Copy out all lines that carry the word "text".

-- Material provided --
>>>

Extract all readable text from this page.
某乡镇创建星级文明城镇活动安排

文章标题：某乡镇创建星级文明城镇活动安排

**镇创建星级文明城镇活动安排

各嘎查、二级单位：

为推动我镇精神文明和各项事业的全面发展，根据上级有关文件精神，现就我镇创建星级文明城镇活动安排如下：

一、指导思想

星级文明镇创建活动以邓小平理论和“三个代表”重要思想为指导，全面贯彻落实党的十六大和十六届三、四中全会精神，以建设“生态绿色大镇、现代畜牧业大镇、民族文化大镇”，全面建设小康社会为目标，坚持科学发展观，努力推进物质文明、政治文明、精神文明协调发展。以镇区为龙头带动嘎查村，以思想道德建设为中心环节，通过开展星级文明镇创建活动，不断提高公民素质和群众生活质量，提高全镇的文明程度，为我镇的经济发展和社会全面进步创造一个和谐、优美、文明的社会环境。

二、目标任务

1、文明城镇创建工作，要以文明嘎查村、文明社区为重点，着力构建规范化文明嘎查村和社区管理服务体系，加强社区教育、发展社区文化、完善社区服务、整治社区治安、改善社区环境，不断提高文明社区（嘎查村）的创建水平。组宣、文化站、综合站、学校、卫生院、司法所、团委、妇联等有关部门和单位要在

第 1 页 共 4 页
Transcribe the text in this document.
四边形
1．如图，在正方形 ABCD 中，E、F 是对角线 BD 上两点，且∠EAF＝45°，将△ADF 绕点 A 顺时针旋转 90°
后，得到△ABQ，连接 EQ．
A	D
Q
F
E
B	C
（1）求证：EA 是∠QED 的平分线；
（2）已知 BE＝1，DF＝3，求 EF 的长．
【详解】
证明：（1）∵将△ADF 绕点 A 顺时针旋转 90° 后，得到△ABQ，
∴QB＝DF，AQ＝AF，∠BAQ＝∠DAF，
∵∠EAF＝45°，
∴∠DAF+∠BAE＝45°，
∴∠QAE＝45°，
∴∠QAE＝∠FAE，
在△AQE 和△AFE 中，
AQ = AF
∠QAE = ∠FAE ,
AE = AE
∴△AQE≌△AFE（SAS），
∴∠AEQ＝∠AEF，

<<<

-- Solution to this problem --
Extract all readable text from this page.
Transcribe the text in this document.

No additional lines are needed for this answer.